Work out how many lines of the records contain "temps". Answer with the number and nothing else.
(Information provided)
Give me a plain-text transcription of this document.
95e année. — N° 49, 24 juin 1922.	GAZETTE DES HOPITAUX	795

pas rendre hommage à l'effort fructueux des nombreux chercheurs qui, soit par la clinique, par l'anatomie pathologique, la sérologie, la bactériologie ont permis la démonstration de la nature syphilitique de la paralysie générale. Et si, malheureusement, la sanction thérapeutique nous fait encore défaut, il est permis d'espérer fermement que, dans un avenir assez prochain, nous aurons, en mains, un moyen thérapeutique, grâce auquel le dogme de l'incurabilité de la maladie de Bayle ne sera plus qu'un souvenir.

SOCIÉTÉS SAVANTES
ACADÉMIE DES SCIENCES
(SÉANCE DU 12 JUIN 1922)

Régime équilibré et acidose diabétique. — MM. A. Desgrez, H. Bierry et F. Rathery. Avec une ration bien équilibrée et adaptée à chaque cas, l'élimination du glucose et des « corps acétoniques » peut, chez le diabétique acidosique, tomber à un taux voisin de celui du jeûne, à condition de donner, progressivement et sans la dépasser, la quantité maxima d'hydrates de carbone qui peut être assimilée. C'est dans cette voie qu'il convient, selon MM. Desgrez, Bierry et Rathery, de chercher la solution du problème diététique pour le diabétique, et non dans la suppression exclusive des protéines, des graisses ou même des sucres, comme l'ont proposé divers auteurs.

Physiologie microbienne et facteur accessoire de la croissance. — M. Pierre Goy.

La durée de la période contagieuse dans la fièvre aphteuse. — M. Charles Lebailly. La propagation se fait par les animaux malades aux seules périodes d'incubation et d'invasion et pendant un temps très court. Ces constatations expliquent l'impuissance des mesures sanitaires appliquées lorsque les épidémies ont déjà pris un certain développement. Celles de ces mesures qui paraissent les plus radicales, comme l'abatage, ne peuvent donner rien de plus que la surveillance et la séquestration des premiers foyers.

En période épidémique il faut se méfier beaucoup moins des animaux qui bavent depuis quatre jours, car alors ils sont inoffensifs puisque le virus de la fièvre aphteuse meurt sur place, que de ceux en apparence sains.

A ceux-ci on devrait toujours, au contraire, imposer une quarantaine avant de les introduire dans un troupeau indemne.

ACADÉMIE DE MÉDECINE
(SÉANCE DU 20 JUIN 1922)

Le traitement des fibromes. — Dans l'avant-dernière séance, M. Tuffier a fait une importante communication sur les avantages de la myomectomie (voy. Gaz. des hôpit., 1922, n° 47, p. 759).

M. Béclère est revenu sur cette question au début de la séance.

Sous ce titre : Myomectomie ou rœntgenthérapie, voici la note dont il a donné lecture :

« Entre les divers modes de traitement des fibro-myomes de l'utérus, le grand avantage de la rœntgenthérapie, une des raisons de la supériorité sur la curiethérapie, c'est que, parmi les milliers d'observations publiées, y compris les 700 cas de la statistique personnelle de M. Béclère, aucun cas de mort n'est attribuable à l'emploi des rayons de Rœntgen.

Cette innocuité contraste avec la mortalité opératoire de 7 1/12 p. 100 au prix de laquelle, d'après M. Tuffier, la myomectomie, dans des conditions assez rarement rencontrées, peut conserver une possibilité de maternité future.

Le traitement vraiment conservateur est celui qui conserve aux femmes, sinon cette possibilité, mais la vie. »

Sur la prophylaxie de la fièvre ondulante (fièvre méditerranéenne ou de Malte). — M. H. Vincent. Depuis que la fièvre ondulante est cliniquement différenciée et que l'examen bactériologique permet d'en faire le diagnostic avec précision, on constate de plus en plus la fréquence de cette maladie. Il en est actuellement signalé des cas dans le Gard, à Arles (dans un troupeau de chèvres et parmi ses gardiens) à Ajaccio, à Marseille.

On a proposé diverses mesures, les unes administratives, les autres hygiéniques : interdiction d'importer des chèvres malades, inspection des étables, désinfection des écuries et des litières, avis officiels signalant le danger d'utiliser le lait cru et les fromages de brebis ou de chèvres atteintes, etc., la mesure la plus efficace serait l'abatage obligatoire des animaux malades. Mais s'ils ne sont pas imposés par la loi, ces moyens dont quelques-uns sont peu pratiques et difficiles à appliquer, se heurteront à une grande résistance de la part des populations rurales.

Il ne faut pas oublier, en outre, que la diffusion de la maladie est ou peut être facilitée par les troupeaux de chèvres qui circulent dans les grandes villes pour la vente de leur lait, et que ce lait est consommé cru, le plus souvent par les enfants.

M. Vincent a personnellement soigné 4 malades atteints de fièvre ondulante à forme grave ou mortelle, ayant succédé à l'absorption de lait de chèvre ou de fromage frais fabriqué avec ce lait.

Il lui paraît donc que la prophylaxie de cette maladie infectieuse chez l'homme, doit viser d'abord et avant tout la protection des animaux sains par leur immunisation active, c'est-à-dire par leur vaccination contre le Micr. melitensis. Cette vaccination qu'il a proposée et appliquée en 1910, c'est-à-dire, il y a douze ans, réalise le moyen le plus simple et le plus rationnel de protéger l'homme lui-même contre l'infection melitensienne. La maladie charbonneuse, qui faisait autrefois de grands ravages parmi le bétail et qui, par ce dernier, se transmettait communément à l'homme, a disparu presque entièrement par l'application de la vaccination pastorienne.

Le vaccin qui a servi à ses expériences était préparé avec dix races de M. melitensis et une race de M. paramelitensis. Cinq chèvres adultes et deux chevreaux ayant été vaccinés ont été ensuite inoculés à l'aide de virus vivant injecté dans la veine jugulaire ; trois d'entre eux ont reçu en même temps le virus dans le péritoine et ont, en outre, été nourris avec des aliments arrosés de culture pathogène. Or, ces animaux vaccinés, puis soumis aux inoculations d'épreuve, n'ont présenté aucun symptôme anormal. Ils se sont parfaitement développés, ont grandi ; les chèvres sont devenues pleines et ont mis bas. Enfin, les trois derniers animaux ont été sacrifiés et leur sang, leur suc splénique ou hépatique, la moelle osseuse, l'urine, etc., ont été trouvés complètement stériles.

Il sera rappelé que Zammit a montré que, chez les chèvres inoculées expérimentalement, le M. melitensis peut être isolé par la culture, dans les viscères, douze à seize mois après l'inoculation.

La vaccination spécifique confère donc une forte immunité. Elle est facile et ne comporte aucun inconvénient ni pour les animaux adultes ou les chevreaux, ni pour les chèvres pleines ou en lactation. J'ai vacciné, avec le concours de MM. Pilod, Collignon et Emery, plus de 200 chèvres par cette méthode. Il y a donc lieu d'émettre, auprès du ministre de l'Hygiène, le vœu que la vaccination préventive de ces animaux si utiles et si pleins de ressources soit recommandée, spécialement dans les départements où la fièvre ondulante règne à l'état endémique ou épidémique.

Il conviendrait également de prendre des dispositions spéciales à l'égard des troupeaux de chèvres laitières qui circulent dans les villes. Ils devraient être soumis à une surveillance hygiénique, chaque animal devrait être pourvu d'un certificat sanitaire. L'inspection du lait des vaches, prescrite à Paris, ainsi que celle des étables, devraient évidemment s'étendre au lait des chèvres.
(End Information provided)
**Exercise output**
2